▸ Your instructions:
Each entry that follows should be written again verbatim.

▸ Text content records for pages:
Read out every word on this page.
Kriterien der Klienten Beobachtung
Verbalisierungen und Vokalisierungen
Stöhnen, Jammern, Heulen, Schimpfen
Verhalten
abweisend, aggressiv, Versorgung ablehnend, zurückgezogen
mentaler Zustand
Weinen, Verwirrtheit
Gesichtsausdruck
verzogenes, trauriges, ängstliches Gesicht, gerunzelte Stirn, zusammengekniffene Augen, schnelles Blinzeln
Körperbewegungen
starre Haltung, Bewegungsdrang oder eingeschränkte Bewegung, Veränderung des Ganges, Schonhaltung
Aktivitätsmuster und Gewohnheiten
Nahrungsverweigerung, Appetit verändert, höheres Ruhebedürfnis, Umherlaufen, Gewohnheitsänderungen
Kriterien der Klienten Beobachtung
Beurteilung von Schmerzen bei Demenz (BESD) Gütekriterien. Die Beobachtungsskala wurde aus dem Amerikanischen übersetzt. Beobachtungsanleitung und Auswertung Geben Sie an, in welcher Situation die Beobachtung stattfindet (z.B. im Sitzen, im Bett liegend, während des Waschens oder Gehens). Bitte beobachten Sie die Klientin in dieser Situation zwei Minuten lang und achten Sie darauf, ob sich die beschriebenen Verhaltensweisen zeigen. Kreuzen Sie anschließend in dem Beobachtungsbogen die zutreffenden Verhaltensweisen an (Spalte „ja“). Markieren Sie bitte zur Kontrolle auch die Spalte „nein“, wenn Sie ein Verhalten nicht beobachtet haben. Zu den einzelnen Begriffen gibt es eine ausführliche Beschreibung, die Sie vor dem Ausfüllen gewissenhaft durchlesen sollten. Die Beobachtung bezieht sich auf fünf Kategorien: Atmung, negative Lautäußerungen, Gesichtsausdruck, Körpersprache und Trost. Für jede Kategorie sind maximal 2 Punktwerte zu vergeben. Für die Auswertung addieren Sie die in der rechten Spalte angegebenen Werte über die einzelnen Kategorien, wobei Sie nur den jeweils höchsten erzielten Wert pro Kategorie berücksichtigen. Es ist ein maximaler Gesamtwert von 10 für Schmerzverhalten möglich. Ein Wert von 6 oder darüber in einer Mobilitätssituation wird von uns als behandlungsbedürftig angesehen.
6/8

▸ Answer space:
Read out every word on this page.
Kriterien der Klienten Beobachtung
Verbalisierungen und Vokalisierungen
Stöhnen, Jammern, Heulen, Schimpfen
Verhalten
abweisend, aggressiv, Versorgung ablehnend, zurückgezogen
mentaler Zustand
Weinen, Verwirrtheit
Gesichtsausdruck
verzogenes, trauriges, ängstliches Gesicht, gerunzelte Stirn, zusammengekniffene Augen, schnelles Blinzeln
Körperbewegungen
starre Haltung, Bewegungsdrang oder eingeschränkte Bewegung, Veränderung des Ganges, Schonhaltung
Aktivitätsmuster und Gewohnheiten
Nahrungsverweigerung, Appetit verändert, höheres Ruhebedürfnis, Umherlaufen, Gewohnheitsänderungen
Kriterien der Klienten Beobachtung
Beurteilung von Schmerzen bei Demenz (BESD) Gütekriterien. Die Beobachtungsskala wurde aus dem Amerikanischen übersetzt. Beobachtungsanleitung und Auswertung Geben Sie an, in welcher Situation die Beobachtung stattfindet (z.B. im Sitzen, im Bett liegend, während des Waschens oder Gehens). Bitte beobachten Sie die Klientin in dieser Situation zwei Minuten lang und achten Sie darauf, ob sich die beschriebenen Verhaltensweisen zeigen. Kreuzen Sie anschließend in dem Beobachtungsbogen die zutreffenden Verhaltensweisen an (Spalte „ja“). Markieren Sie bitte zur Kontrolle auch die Spalte „nein“, wenn Sie ein Verhalten nicht beobachtet haben. Zu den einzelnen Begriffen gibt es eine ausführliche Beschreibung, die Sie vor dem Ausfüllen gewissenhaft durchlesen sollten. Die Beobachtung bezieht sich auf fünf Kategorien: Atmung, negative Lautäußerungen, Gesichtsausdruck, Körpersprache und Trost. Für jede Kategorie sind maximal 2 Punktwerte zu vergeben. Für die Auswertung addieren Sie die in der rechten Spalte angegebenen Werte über die einzelnen Kategorien, wobei Sie nur den jeweils höchsten erzielten Wert pro Kategorie berücksichtigen. Es ist ein maximaler Gesamtwert von 10 für Schmerzverhalten möglich. Ein Wert von 6 oder darüber in einer Mobilitätssituation wird von uns als behandlungsbedürftig angesehen.
6/8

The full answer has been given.